> [JOB] Locate the string "Kingdom" in the listing below. Copy every line where it is found.
## start
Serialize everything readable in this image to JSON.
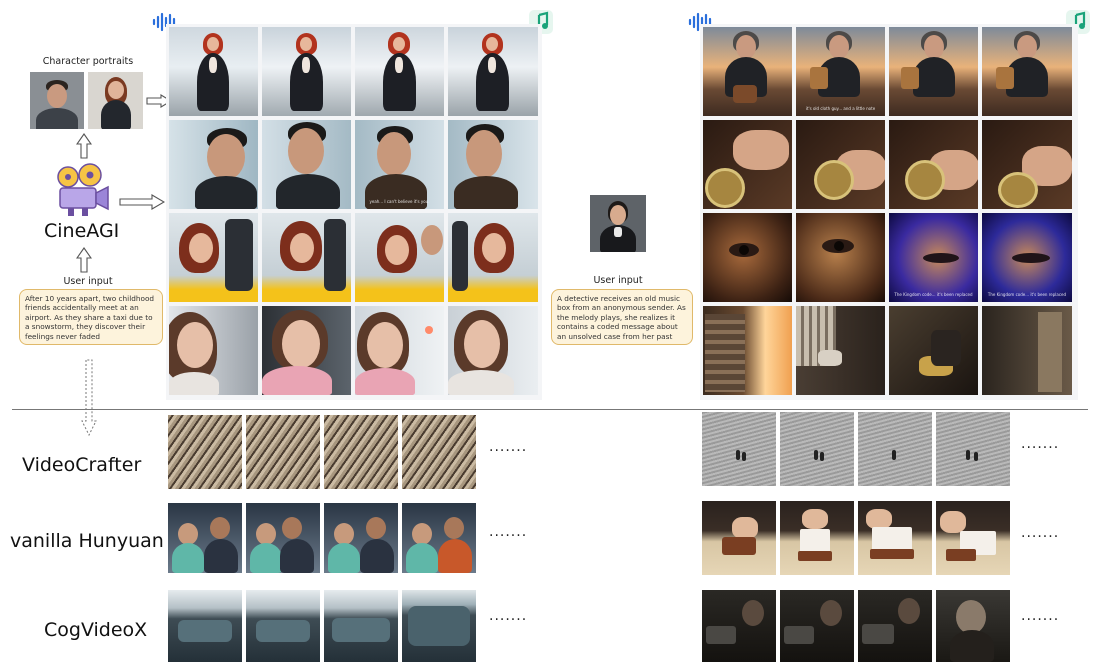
{
  "left": {
    "portraits_label": "Character portraits",
    "system_name": "CineAGI",
    "user_input_label": "User input",
    "prompt": "After 10 years apart, two childhood friends accidentally meet at an airport. As they share a taxi due to a snowstorm, they discover their feelings never faded"
  },
  "right": {
    "user_input_label": "User input",
    "prompt": "A detective receives an old music box from an anonymous sender. As the melody plays, she realizes it contains a coded message about an unsolved case from her past"
  },
  "baselines": {
    "videocrafter": "VideoCrafter",
    "hunyuan": "vanilla Hunyuan",
    "cogvideox": "CogVideoX",
    "ellipsis": "·······"
  },
  "subtitles": {
    "left_row2_col3": "yeah... I can't believe it's you.",
    "right_row1_col2": "it's old cloth guy... and a little note",
    "right_row3_col3": "The Kingdom code... it's been replaced",
    "right_row3_col4": "The Kingdom code... it's been replaced"
  },
  "colors": {
    "audio_icon": "#2a6fdc",
    "music_icon": "#1aa37a",
    "speech_bg": "#fdf3dc",
    "speech_border": "#e0b96a",
    "divider": "#777777"
  },
  "icons": [
    "audio-wave-icon",
    "music-note-icon",
    "film-camera-icon",
    "arrow-up-icon",
    "arrow-right-icon",
    "dotted-arrow-down-icon"
  ]
}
## end
> [RESPONSE FOR THIS EXERCISE]
    "right_row3_col3": "The Kingdom code... it's been replaced",
    "right_row3_col4": "The Kingdom code... it's been replaced"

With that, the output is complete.